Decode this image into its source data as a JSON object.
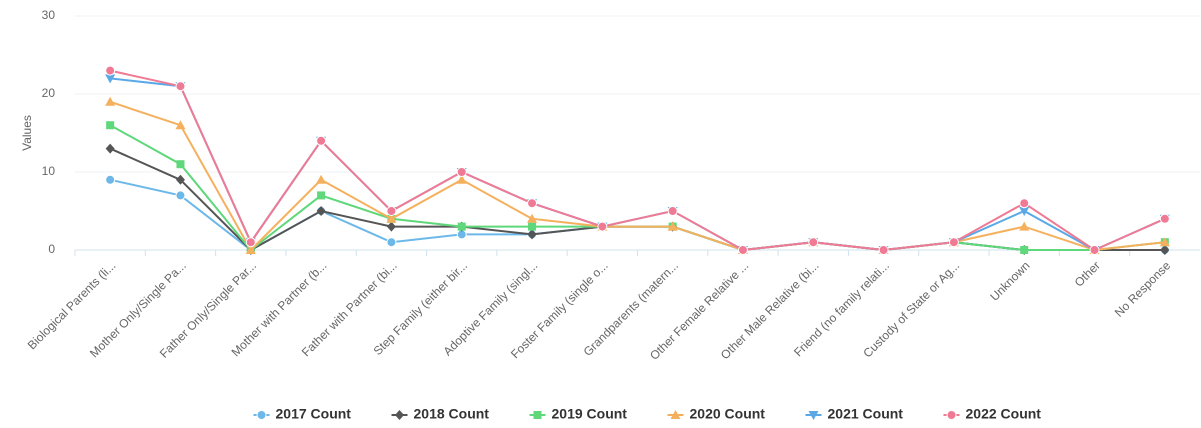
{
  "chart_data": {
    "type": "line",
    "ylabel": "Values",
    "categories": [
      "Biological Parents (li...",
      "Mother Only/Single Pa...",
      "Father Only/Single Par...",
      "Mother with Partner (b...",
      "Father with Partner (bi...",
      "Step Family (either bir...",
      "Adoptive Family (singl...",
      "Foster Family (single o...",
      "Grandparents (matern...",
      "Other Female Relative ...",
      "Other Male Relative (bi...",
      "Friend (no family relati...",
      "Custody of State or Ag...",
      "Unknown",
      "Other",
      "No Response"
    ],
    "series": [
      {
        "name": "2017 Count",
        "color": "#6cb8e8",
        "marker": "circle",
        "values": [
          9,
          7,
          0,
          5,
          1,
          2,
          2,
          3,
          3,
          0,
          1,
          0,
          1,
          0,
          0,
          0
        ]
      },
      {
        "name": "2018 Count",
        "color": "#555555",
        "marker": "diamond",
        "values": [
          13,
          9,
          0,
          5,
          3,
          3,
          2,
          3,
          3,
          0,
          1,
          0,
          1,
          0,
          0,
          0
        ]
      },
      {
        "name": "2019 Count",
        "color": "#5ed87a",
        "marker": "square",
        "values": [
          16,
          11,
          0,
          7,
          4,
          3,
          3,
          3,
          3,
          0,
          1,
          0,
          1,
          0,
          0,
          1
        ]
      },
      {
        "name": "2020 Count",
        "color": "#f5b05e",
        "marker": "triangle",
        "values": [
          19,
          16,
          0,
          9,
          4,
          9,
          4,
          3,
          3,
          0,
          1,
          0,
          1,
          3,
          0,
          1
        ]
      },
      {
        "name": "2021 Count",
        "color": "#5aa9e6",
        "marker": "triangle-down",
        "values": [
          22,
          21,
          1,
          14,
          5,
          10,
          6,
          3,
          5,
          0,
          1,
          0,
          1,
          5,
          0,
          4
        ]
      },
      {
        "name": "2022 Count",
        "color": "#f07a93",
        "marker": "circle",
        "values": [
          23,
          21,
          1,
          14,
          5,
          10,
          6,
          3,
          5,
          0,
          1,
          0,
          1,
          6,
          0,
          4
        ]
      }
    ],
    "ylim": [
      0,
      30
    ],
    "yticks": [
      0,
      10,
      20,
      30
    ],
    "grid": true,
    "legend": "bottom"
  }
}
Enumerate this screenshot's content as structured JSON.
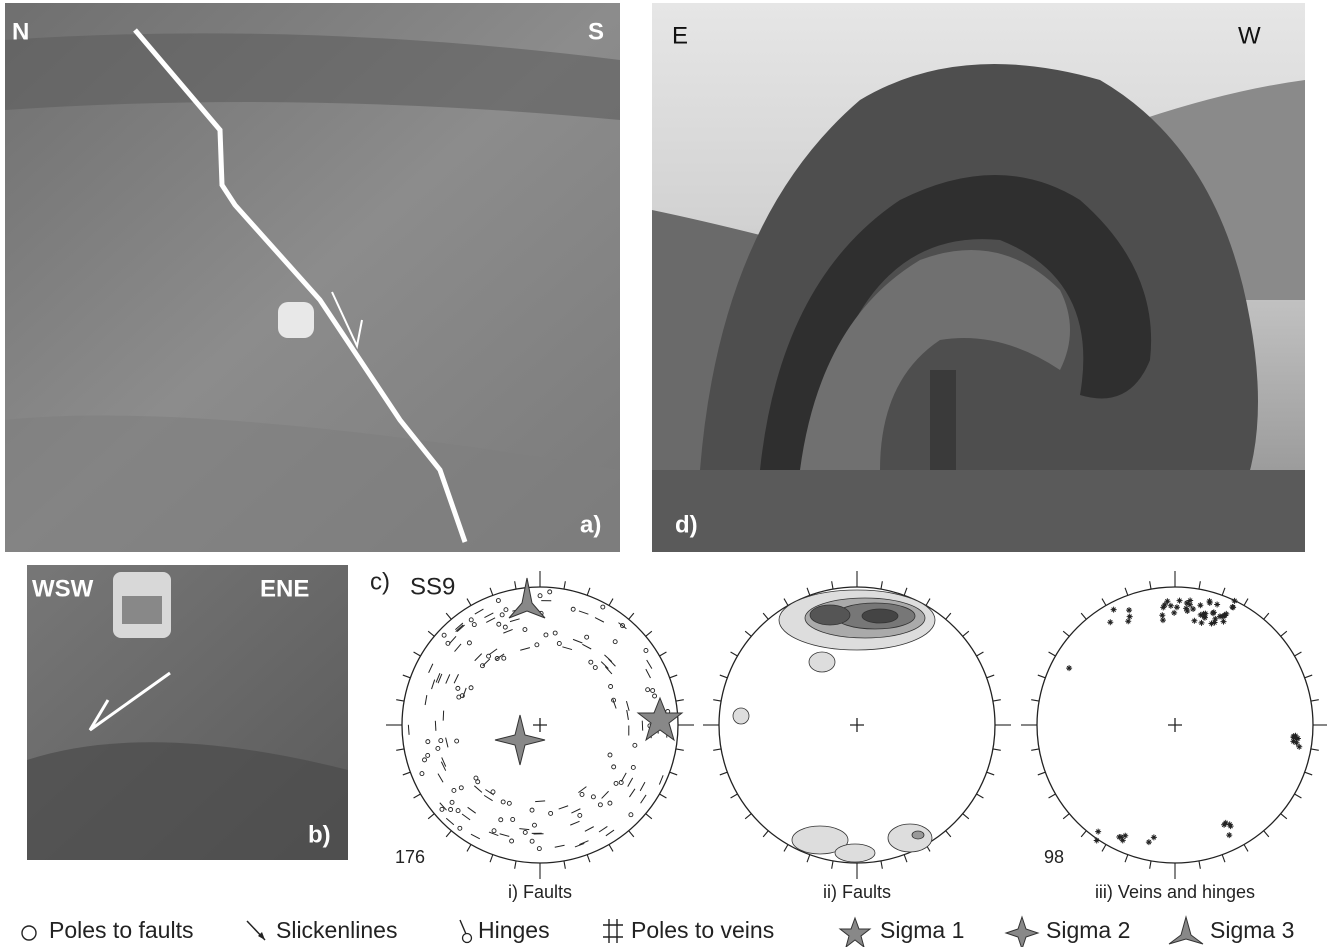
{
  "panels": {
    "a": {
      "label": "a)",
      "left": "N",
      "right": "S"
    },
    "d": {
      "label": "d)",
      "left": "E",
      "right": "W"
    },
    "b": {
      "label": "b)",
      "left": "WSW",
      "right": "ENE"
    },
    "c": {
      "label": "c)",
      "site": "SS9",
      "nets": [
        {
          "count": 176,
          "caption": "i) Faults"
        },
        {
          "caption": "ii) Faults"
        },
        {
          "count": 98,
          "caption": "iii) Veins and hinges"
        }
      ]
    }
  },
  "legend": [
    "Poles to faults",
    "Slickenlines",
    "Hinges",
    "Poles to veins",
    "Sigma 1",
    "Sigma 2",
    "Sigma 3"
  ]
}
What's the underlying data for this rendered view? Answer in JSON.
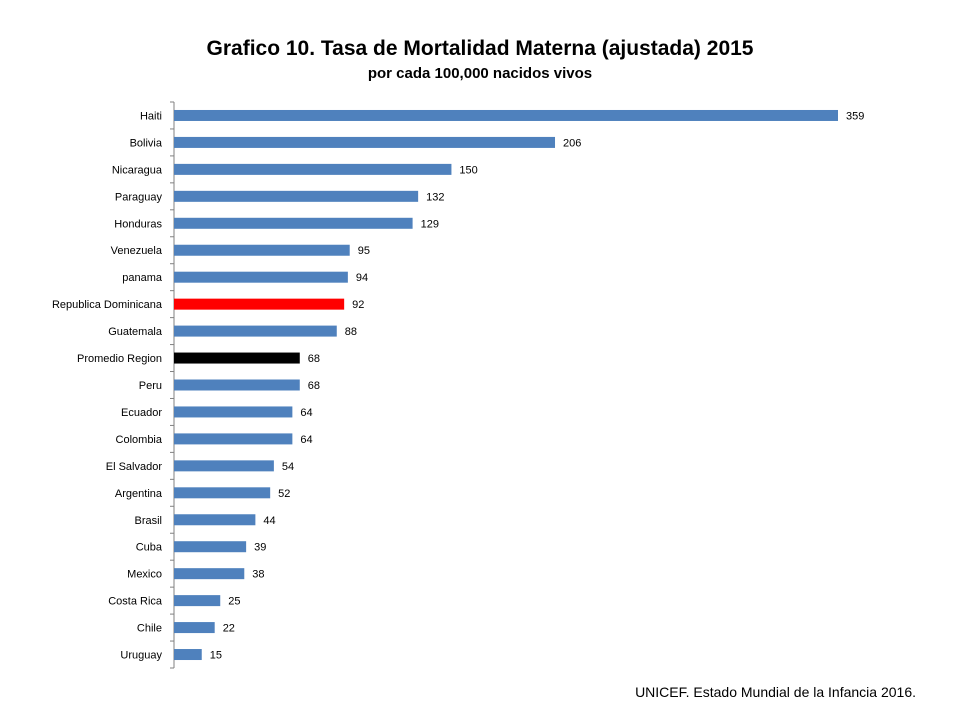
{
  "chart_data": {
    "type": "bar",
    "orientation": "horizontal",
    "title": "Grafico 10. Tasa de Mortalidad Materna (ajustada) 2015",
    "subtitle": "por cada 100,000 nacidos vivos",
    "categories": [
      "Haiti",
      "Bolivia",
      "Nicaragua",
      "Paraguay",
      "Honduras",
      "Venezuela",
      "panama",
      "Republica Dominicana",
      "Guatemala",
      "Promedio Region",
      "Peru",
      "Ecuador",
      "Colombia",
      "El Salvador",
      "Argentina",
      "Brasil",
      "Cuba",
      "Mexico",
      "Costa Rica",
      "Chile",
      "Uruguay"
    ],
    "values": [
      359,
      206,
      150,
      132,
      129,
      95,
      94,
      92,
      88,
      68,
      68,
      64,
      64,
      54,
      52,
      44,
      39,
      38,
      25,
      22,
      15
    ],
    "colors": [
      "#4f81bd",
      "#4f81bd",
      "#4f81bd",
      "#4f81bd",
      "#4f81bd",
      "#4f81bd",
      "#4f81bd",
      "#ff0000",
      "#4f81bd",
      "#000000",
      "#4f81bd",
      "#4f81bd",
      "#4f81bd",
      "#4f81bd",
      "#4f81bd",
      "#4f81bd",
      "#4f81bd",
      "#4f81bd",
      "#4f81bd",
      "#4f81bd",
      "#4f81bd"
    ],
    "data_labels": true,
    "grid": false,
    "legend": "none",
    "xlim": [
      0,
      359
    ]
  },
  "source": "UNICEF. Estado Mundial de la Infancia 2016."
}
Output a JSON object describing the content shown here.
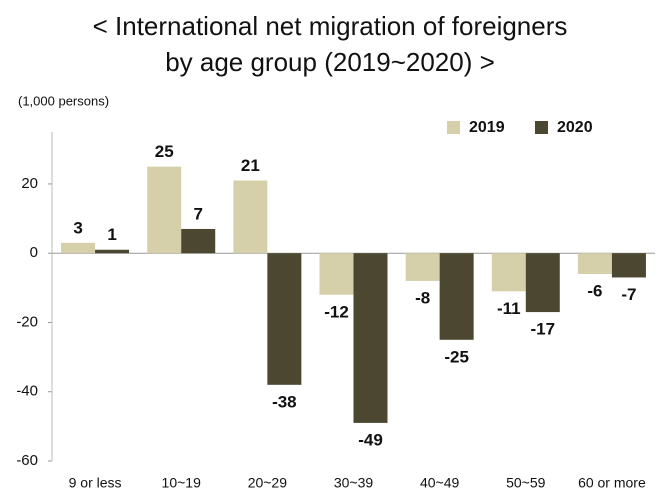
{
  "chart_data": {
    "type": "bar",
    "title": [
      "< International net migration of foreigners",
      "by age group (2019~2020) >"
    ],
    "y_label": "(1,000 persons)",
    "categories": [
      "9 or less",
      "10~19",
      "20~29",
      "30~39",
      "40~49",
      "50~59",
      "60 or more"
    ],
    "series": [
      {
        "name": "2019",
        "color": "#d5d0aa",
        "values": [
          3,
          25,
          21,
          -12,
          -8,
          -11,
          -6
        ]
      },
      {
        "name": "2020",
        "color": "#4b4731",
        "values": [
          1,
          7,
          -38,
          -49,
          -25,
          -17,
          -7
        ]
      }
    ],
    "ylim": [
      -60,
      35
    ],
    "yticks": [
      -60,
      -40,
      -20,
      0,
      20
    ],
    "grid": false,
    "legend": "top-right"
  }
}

········

▶ EXERCISE DETAILS
Keep every word of the data as it is when you write it out, but drop the pictures.

▶ RESULT
Decode this image into its source data as a JSON object.
{
  "chart_data": {
    "type": "line",
    "ylabel": "Values",
    "categories": [
      "Biological Parents (li...",
      "Mother Only/Single Pa...",
      "Father Only/Single Par...",
      "Mother with Partner (b...",
      "Father with Partner (bi...",
      "Step Family (either bir...",
      "Adoptive Family (singl...",
      "Foster Family (single o...",
      "Grandparents (matern...",
      "Other Female Relative ...",
      "Other Male Relative (bi...",
      "Friend (no family relati...",
      "Custody of State or Ag...",
      "Unknown",
      "Other",
      "No Response"
    ],
    "series": [
      {
        "name": "2017 Count",
        "color": "#6cb8e8",
        "marker": "circle",
        "values": [
          9,
          7,
          0,
          5,
          1,
          2,
          2,
          3,
          3,
          0,
          1,
          0,
          1,
          0,
          0,
          0
        ]
      },
      {
        "name": "2018 Count",
        "color": "#555555",
        "marker": "diamond",
        "values": [
          13,
          9,
          0,
          5,
          3,
          3,
          2,
          3,
          3,
          0,
          1,
          0,
          1,
          0,
          0,
          0
        ]
      },
      {
        "name": "2019 Count",
        "color": "#5ed87a",
        "marker": "square",
        "values": [
          16,
          11,
          0,
          7,
          4,
          3,
          3,
          3,
          3,
          0,
          1,
          0,
          1,
          0,
          0,
          1
        ]
      },
      {
        "name": "2020 Count",
        "color": "#f5b05e",
        "marker": "triangle",
        "values": [
          19,
          16,
          0,
          9,
          4,
          9,
          4,
          3,
          3,
          0,
          1,
          0,
          1,
          3,
          0,
          1
        ]
      },
      {
        "name": "2021 Count",
        "color": "#5aa9e6",
        "marker": "triangle-down",
        "values": [
          22,
          21,
          1,
          14,
          5,
          10,
          6,
          3,
          5,
          0,
          1,
          0,
          1,
          5,
          0,
          4
        ]
      },
      {
        "name": "2022 Count",
        "color": "#f07a93",
        "marker": "circle",
        "values": [
          23,
          21,
          1,
          14,
          5,
          10,
          6,
          3,
          5,
          0,
          1,
          0,
          1,
          6,
          0,
          4
        ]
      }
    ],
    "ylim": [
      0,
      30
    ],
    "yticks": [
      0,
      10,
      20,
      30
    ],
    "grid": true,
    "legend": "bottom"
  }
}
Enumerate this screenshot's content as structured JSON.
{
  "panels": {
    "a": {
      "label": "a)",
      "left": "N",
      "right": "S"
    },
    "d": {
      "label": "d)",
      "left": "E",
      "right": "W"
    },
    "b": {
      "label": "b)",
      "left": "WSW",
      "right": "ENE"
    },
    "c": {
      "label": "c)",
      "site": "SS9",
      "nets": [
        {
          "count": 176,
          "caption": "i) Faults"
        },
        {
          "caption": "ii) Faults"
        },
        {
          "count": 98,
          "caption": "iii) Veins and hinges"
        }
      ]
    }
  },
  "legend": [
    "Poles to faults",
    "Slickenlines",
    "Hinges",
    "Poles to veins",
    "Sigma 1",
    "Sigma 2",
    "Sigma 3"
  ]
}
What's the underlying data for this rendered view? Answer in JSON.
{
  "chart_data": {
    "type": "bar",
    "orientation": "horizontal",
    "title": "Grafico 10. Tasa de Mortalidad Materna (ajustada) 2015",
    "subtitle": "por cada 100,000 nacidos vivos",
    "categories": [
      "Haiti",
      "Bolivia",
      "Nicaragua",
      "Paraguay",
      "Honduras",
      "Venezuela",
      "panama",
      "Republica Dominicana",
      "Guatemala",
      "Promedio Region",
      "Peru",
      "Ecuador",
      "Colombia",
      "El Salvador",
      "Argentina",
      "Brasil",
      "Cuba",
      "Mexico",
      "Costa Rica",
      "Chile",
      "Uruguay"
    ],
    "values": [
      359,
      206,
      150,
      132,
      129,
      95,
      94,
      92,
      88,
      68,
      68,
      64,
      64,
      54,
      52,
      44,
      39,
      38,
      25,
      22,
      15
    ],
    "colors": [
      "#4f81bd",
      "#4f81bd",
      "#4f81bd",
      "#4f81bd",
      "#4f81bd",
      "#4f81bd",
      "#4f81bd",
      "#ff0000",
      "#4f81bd",
      "#000000",
      "#4f81bd",
      "#4f81bd",
      "#4f81bd",
      "#4f81bd",
      "#4f81bd",
      "#4f81bd",
      "#4f81bd",
      "#4f81bd",
      "#4f81bd",
      "#4f81bd",
      "#4f81bd"
    ],
    "data_labels": true,
    "grid": false,
    "legend": "none",
    "xlim": [
      0,
      359
    ]
  },
  "source": "UNICEF. Estado Mundial de la Infancia 2016."
}
Output a JSON object describing the content shown here.
{
  "chart_data": {
    "type": "bar",
    "title": [
      "< International net migration of foreigners",
      "by age group (2019~2020) >"
    ],
    "y_label": "(1,000 persons)",
    "categories": [
      "9 or less",
      "10~19",
      "20~29",
      "30~39",
      "40~49",
      "50~59",
      "60 or more"
    ],
    "series": [
      {
        "name": "2019",
        "color": "#d5d0aa",
        "values": [
          3,
          25,
          21,
          -12,
          -8,
          -11,
          -6
        ]
      },
      {
        "name": "2020",
        "color": "#4b4731",
        "values": [
          1,
          7,
          -38,
          -49,
          -25,
          -17,
          -7
        ]
      }
    ],
    "ylim": [
      -60,
      35
    ],
    "yticks": [
      -60,
      -40,
      -20,
      0,
      20
    ],
    "grid": false,
    "legend": "top-right"
  }
}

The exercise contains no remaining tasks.